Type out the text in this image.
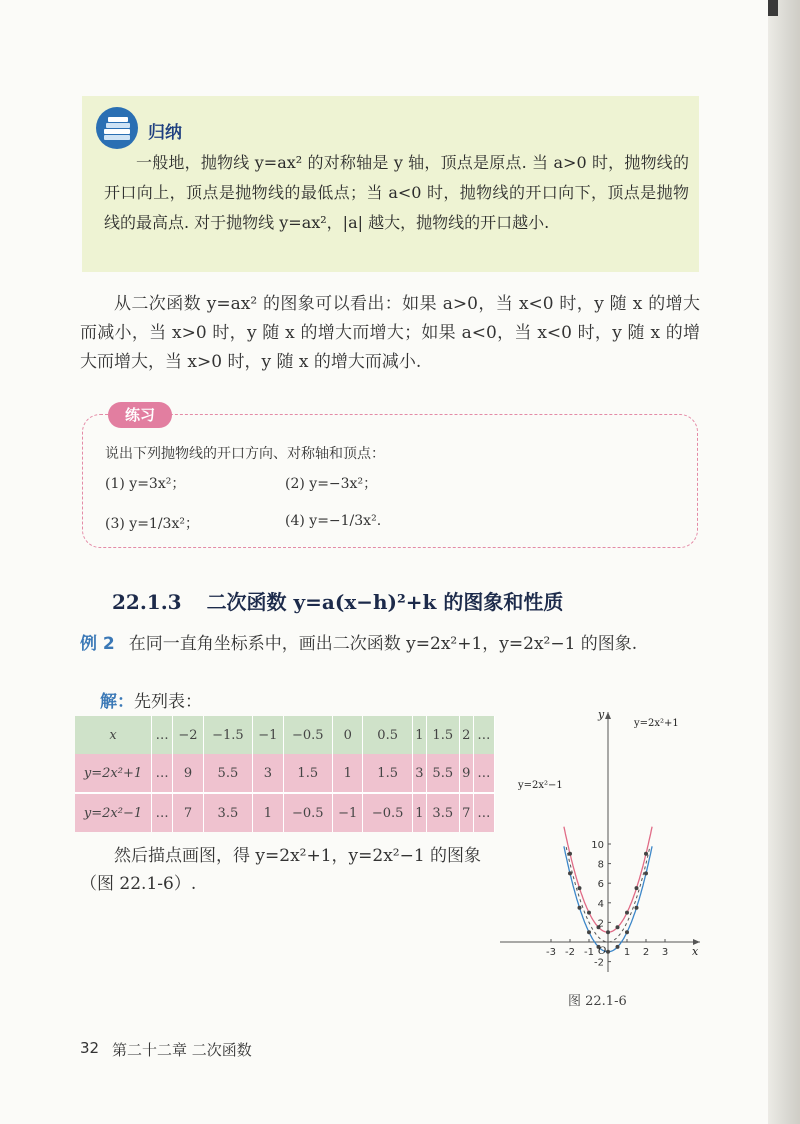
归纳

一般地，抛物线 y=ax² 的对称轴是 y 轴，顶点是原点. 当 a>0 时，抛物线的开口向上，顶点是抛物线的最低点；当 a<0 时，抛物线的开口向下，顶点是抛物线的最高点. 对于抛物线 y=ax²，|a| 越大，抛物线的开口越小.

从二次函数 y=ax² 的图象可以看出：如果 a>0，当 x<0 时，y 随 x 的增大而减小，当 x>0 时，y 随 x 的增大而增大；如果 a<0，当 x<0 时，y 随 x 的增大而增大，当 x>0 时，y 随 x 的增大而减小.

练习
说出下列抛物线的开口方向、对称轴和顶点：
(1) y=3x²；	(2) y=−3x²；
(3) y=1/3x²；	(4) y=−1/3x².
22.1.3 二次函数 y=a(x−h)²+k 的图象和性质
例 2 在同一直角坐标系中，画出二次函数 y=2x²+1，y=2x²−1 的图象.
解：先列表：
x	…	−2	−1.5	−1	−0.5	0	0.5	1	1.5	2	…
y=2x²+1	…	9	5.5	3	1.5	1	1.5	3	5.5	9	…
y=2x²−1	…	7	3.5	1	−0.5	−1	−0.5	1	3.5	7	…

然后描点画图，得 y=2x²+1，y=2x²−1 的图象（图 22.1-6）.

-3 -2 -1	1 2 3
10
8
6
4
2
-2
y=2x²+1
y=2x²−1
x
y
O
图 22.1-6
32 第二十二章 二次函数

· · ·

Goal ::
Exactly reproduce the entries above, minus the pictures.

Correct answer ::
Type out the text in this image.
归纳

一般地，抛物线 y=ax² 的对称轴是 y 轴，顶点是原点. 当 a>0 时，抛物线的开口向上，顶点是抛物线的最低点；当 a<0 时，抛物线的开口向下，顶点是抛物线的最高点. 对于抛物线 y=ax²，|a| 越大，抛物线的开口越小.

从二次函数 y=ax² 的图象可以看出：如果 a>0，当 x<0 时，y 随 x 的增大而减小，当 x>0 时，y 随 x 的增大而增大；如果 a<0，当 x<0 时，y 随 x 的增大而增大，当 x>0 时，y 随 x 的增大而减小.

练习
说出下列抛物线的开口方向、对称轴和顶点：
(1) y=3x²；	(2) y=−3x²；
(3) y=1/3x²；	(4) y=−1/3x².
22.1.3 二次函数 y=a(x−h)²+k 的图象和性质
例 2 在同一直角坐标系中，画出二次函数 y=2x²+1，y=2x²−1 的图象.
解：先列表：
x	…	−2	−1.5	−1	−0.5	0	0.5	1	1.5	2	…
y=2x²+1	…	9	5.5	3	1.5	1	1.5	3	5.5	9	…
y=2x²−1	…	7	3.5	1	−0.5	−1	−0.5	1	3.5	7	…

然后描点画图，得 y=2x²+1，y=2x²−1 的图象（图 22.1-6）.

-3 -2 -1	1 2 3
10
8
6
4
2
-2
y=2x²+1
y=2x²−1
x
y
O
图 22.1-6
32 第二十二章 二次函数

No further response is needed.